* Begin RECORDS SUPPLIED *

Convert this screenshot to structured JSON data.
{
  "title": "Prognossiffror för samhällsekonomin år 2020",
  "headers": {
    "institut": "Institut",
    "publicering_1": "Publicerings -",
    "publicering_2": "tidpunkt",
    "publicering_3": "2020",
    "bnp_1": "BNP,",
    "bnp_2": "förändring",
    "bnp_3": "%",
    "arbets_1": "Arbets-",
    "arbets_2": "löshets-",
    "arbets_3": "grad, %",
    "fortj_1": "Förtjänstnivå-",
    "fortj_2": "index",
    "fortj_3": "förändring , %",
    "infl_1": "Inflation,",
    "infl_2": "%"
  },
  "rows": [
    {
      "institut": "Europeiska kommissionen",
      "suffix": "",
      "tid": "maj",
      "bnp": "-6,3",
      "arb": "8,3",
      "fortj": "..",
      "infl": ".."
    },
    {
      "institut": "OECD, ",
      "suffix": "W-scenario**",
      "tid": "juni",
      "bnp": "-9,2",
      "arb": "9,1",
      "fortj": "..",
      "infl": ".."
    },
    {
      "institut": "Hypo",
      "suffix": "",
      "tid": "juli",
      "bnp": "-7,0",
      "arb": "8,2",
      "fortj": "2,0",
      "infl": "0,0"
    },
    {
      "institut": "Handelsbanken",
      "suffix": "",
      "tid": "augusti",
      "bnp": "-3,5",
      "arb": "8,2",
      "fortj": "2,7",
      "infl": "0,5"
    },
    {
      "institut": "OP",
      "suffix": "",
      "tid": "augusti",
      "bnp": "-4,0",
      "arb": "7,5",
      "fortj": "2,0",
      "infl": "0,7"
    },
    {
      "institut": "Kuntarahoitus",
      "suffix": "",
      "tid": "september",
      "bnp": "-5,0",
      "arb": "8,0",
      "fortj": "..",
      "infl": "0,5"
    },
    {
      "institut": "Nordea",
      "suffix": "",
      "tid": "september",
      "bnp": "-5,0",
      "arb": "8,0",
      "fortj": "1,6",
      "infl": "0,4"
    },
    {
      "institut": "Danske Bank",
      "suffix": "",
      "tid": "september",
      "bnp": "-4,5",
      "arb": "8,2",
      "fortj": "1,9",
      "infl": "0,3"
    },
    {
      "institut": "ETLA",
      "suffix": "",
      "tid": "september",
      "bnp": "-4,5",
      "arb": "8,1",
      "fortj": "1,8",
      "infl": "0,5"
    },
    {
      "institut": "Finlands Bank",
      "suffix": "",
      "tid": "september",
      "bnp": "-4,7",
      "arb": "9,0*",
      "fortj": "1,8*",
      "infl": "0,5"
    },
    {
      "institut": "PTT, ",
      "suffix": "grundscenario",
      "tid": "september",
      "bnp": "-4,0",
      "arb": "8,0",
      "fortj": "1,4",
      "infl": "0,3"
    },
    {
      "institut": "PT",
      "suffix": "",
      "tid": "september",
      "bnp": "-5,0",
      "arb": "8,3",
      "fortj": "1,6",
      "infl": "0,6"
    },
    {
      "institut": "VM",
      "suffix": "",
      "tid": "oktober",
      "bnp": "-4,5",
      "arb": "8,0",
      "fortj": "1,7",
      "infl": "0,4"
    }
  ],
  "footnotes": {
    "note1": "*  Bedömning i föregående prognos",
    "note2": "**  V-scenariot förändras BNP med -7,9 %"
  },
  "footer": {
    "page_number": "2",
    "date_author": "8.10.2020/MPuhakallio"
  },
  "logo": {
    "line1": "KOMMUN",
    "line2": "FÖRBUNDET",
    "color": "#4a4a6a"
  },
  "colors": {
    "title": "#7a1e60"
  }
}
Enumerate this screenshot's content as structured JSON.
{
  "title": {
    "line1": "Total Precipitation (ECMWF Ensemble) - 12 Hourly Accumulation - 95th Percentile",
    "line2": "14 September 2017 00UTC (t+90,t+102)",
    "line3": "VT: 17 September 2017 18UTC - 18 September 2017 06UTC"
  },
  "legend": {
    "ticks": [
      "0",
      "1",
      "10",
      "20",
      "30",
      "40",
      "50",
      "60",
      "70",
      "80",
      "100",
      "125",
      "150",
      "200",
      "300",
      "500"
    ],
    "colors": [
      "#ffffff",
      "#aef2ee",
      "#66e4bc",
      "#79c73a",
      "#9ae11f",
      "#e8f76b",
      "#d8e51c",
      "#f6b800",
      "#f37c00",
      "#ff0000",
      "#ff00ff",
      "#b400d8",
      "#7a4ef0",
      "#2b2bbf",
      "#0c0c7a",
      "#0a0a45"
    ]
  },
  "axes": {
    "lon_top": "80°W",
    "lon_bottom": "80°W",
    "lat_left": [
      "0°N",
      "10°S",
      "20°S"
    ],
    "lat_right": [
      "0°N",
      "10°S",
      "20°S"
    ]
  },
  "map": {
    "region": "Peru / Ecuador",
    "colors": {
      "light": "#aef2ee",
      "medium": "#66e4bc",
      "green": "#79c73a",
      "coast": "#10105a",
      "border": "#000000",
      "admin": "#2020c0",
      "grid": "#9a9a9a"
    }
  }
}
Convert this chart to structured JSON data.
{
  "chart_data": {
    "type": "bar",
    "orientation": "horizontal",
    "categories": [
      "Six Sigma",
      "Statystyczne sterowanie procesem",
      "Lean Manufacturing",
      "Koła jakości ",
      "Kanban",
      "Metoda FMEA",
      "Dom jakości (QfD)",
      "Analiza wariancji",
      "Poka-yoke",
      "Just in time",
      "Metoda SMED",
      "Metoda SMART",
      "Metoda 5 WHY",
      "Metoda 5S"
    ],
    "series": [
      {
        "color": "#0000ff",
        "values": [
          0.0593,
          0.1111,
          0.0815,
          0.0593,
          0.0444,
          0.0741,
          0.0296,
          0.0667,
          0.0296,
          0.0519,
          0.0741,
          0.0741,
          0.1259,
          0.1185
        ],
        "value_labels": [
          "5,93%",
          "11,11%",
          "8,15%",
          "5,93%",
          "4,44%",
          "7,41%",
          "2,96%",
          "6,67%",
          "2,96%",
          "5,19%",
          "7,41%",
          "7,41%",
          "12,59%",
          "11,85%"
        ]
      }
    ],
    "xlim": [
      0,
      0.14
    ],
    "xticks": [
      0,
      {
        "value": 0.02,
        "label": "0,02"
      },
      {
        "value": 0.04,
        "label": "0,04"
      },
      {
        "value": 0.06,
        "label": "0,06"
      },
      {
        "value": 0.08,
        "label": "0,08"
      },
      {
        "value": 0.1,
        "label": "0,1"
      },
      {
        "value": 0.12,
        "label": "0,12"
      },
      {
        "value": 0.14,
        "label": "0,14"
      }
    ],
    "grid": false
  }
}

* End RECORDS SUPPLIED *

WHAT THE TASK ASKS -> Copy every line that includes the string "JSON" from the material above.

TASK RESULT ->
Convert this screenshot to structured JSON data.
Enumerate this screenshot's content as structured JSON.
Convert this chart to structured JSON data.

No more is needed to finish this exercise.